-- Start --
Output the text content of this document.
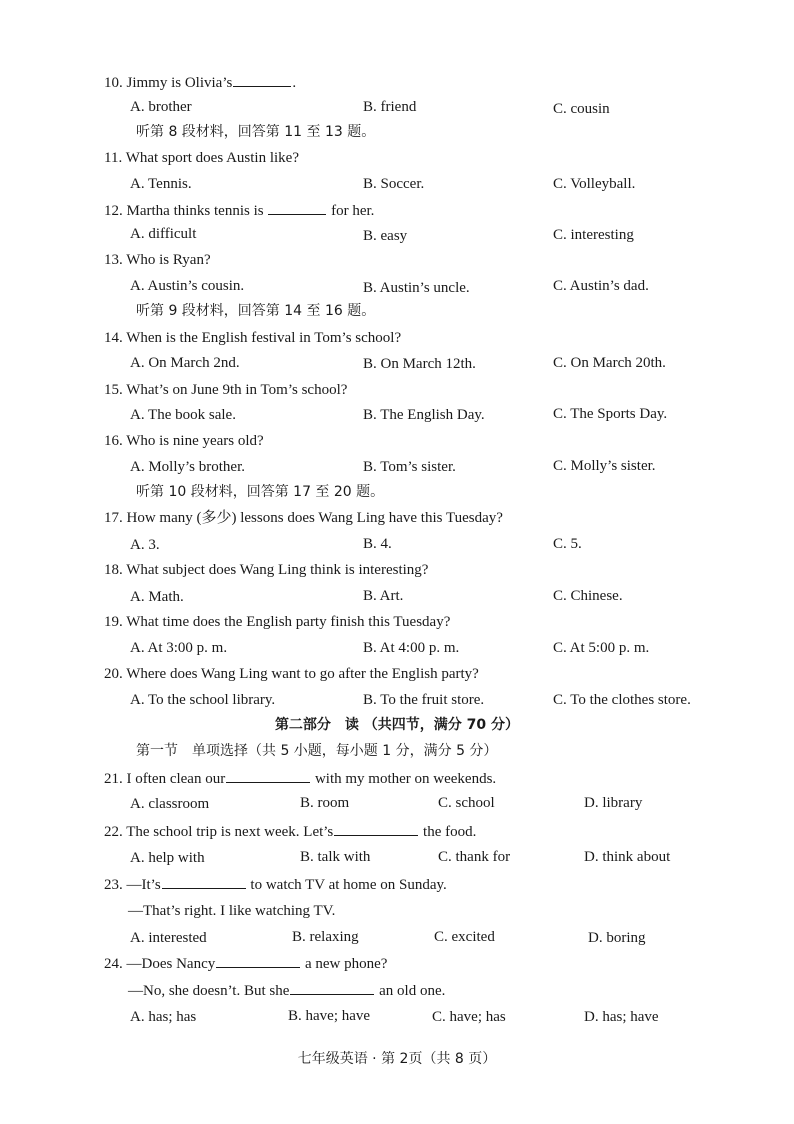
10. Jimmy is Olivia’s	.
A. brother	B. friend	C. cousin
听第 8 段材料，回答第 11 至 13 题。
11. What sport does Austin like?
A. Tennis.	B. Soccer.	C. Volleyball.
12. Martha thinks tennis is	for her.
A. difficult	B. easy	C. interesting
13. Who is Ryan?
A. Austin’s cousin.	B. Austin’s uncle.	C. Austin’s dad.
听第 9 段材料，回答第 14 至 16 题。
14. When is the English festival in Tom’s school?
A. On March 2nd.	B. On March 12th.	C. On March 20th.
15. What’s on June 9th in Tom’s school?
A. The book sale.	B. The English Day.	C. The Sports Day.
16. Who is nine years old?
A. Molly’s brother.	B. Tom’s sister.	C. Molly’s sister.
听第 10 段材料，回答第 17 至 20 题。
17. How many (多少) lessons does Wang Ling have this Tuesday?
A. 3.	B. 4.	C. 5.
18. What subject does Wang Ling think is interesting?
A. Math.	B. Art.	C. Chinese.
19. What time does the English party finish this Tuesday?
A. At 3:00 p. m.	B. At 4:00 p. m.	C. At 5:00 p. m.
20. Where does Wang Ling want to go after the English party?
A. To the school library.	B. To the fruit store.	C. To the clothes store.
第二部分　读 （共四节，满分 70 分）
第一节　单项选择（共 5 小题，每小题 1 分，满分 5 分）
21. I often clean our	with my mother on weekends.
A. classroom	B. room	C. school	D. library
22. The school trip is next week. Let’s	the food.
A. help with	B. talk with	C. thank for	D. think about
23. —It’s	to watch TV at home on Sunday.
—That’s right. I like watching TV.
A. interested	B. relaxing	C. excited	D. boring
24. —Does Nancy	a new phone?
—No, she doesn’t. But she	an old one.
A. has; has	B. have; have	C. have; has	D. has; have
七年级英语 · 第 2页（共 8 页）
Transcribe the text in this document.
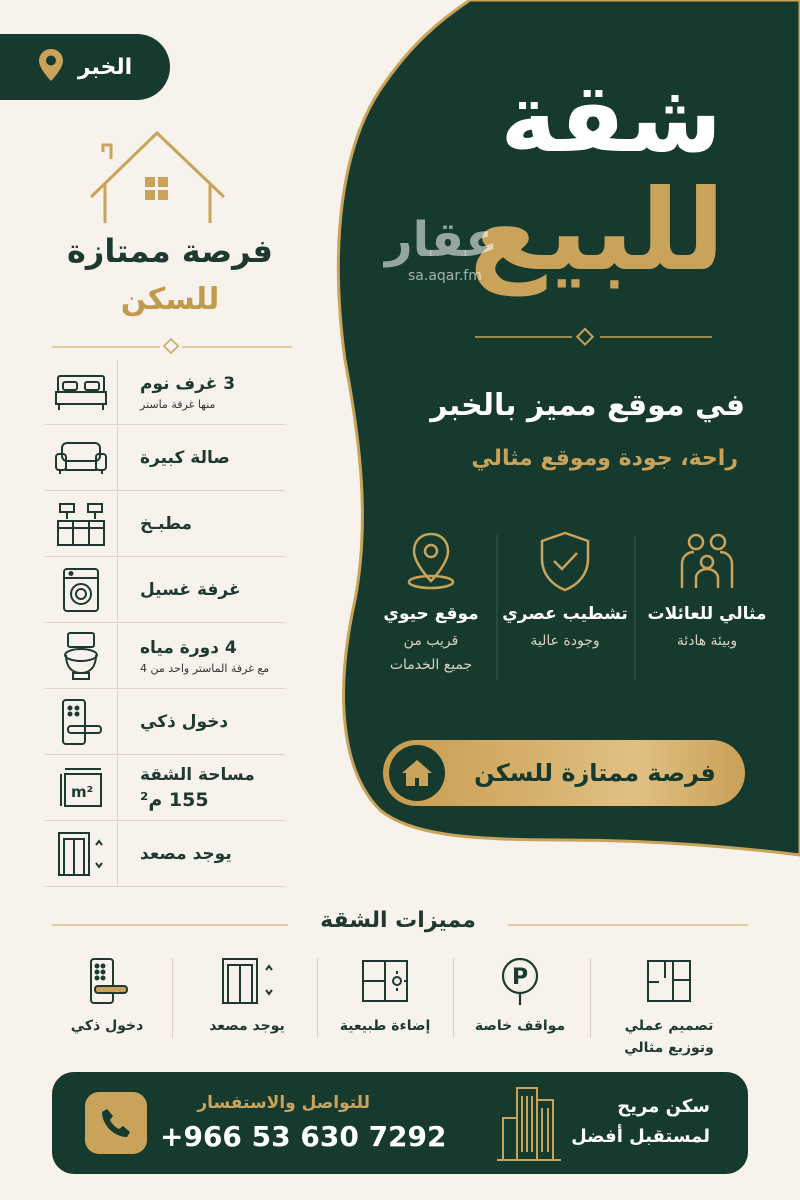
الخبر
فرصة ممتازة
للسكن
3 غرف نوم
منها غرفة ماستر
صالة كبيرة
مطبـخ
غرفة غسيل
4 دورة مياه
مع غرفة الماستر واحد من 4
دخول ذكي
m²
مساحة الشقة
155 م²
يوجد مصعد
شقة
للبيع
عقار
sa.aqar.fm
في موقع مميز بالخبر
راحة، جودة وموقع مثالي
مثالي للعائلات
وبيئة هادئة
تشطيب عصري
وجودة عالية
موقع حيوي
قريب من
جميع الخدمات
فرصة ممتازة للسكن
مميزات الشقة
تصميم عملي
وتوزيع مثالي
P
مواقف خاصة
إضاءة طبيعية
يوجد مصعد
دخول ذكي
للتواصل والاستفسار
+966 53 630 7292
سكن مريح
لمستقبل أفضل
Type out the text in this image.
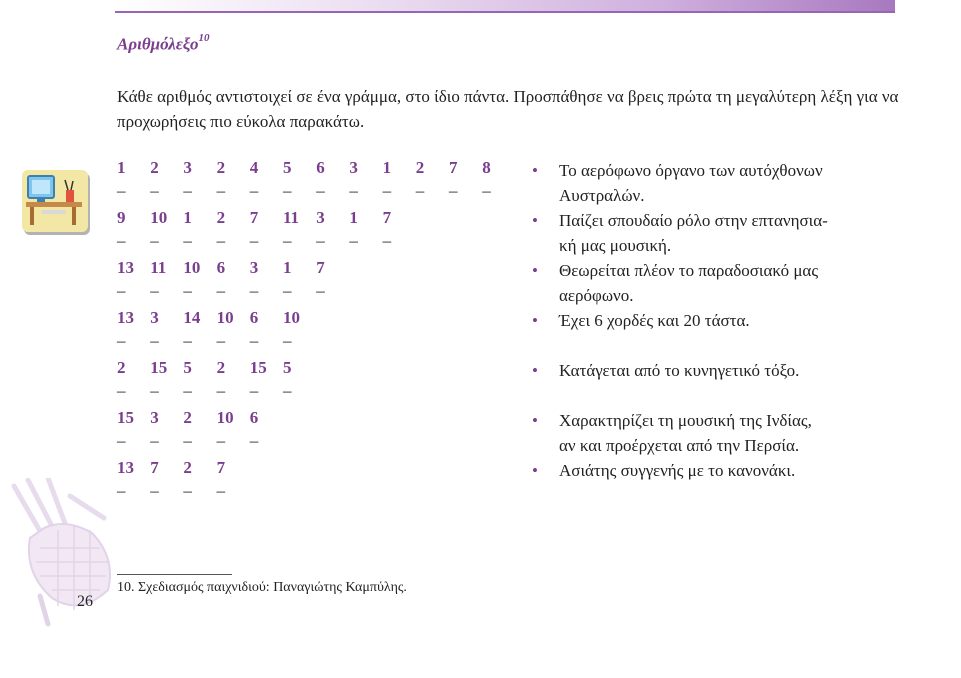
Αριθμόλεξο$^{10}$
Κάθε αριθμός αντιστοιχεί σε ένα γράμμα, στο ίδιο πάντα. Προσπάθησε να βρεις πρώτα τη μεγαλύτερη λέξη για να προχωρήσεις πιο εύκολα παρακάτω.
1
–
2
–
3
–
2
–
4
–
5
–
6
–
3
–
1
–
2
–
7
–
8
–
9
–
10
–
1
–
2
–
7
–
11
–
3
–
1
–
7
–
13
–
11
–
10
–
6
–
3
–
1
–
7
–
13
–
3
–
14
–
10
–
6
–
10
–
2
–
15
–
5
–
2
–
15
–
5
–
15
–
3
–
2
–
10
–
6
–
13
–
7
–
2
–
7
–
• Το αερόφωνο όργανο των αυτόχθονων
Αυστραλών.
• Παίζει σπουδαίο ρόλο στην επτανησια-
κή μας μουσική.
• Θεωρείται πλέον το παραδοσιακό μας
αερόφωνο.
• Έχει 6 χορδές και 20 τάστα.
• Κατάγεται από το κυνηγετικό τόξο.
• Χαρακτηρίζει τη μουσική της Ινδίας,
αν και προέρχεται από την Περσία.
• Ασιάτης συγγενής με το κανονάκι.
10. Σχεδιασμός παιχνιδιού: Παναγιώτης Καμπύλης.
26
-- End --
> Direction
From the entries above, extract every line where the word "party" appears.

> The completed task
19. What time does the English party finish this Tuesday?
20. Where does Wang Ling want to go after the English party?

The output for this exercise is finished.